What the exercise asks:
Wherever the string "this" appears, copy the whole line.

BEGIN Supplied records

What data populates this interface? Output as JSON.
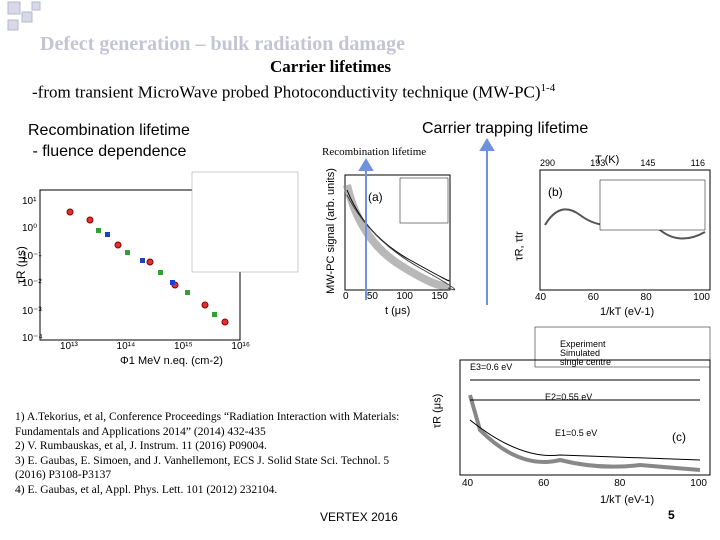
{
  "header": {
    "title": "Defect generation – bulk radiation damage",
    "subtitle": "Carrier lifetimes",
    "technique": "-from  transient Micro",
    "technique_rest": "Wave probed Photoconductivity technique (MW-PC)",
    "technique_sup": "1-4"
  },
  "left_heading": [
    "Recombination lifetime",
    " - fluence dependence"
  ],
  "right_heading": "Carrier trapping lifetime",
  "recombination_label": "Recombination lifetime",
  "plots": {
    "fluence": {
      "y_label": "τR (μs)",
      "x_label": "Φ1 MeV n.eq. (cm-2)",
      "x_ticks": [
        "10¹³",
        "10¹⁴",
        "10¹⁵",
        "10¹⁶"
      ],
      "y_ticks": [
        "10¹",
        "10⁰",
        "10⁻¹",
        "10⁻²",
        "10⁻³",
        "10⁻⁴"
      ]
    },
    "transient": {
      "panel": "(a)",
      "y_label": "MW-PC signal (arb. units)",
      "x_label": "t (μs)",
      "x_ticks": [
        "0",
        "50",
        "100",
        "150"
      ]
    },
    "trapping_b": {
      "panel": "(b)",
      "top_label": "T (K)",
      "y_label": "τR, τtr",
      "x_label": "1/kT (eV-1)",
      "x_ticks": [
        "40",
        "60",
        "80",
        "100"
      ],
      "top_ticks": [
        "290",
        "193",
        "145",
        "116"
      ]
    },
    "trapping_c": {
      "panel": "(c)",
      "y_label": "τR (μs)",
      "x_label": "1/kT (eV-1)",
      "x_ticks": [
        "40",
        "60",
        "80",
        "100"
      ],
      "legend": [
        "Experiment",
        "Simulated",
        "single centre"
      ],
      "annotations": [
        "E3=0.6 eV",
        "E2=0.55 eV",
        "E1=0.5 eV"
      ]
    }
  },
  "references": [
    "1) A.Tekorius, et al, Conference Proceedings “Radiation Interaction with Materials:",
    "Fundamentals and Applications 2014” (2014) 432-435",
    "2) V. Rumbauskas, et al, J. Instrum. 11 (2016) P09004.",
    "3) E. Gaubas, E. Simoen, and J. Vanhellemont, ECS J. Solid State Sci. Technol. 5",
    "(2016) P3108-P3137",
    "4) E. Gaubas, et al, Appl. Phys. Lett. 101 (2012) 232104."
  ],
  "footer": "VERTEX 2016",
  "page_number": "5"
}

END Supplied records
BEGIN Supplied records

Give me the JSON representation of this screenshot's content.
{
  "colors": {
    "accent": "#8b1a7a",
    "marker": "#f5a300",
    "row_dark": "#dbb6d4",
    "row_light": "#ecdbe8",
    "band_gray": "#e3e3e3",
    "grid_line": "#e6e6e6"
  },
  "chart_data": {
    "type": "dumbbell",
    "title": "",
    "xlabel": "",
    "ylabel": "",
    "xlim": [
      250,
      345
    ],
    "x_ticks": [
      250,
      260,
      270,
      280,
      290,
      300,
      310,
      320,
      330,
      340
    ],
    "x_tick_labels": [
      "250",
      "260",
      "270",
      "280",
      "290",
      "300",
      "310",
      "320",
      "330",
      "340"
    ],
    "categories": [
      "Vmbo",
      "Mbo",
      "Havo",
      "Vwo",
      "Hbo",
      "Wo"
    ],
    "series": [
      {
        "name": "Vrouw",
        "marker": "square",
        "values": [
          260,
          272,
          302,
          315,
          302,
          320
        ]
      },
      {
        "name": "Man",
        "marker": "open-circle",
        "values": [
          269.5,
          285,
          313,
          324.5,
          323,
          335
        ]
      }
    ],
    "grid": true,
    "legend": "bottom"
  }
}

END Supplied records

Response:
What data populates this interface? Output as JSON.
Give me the JSON representation of this screenshot's content.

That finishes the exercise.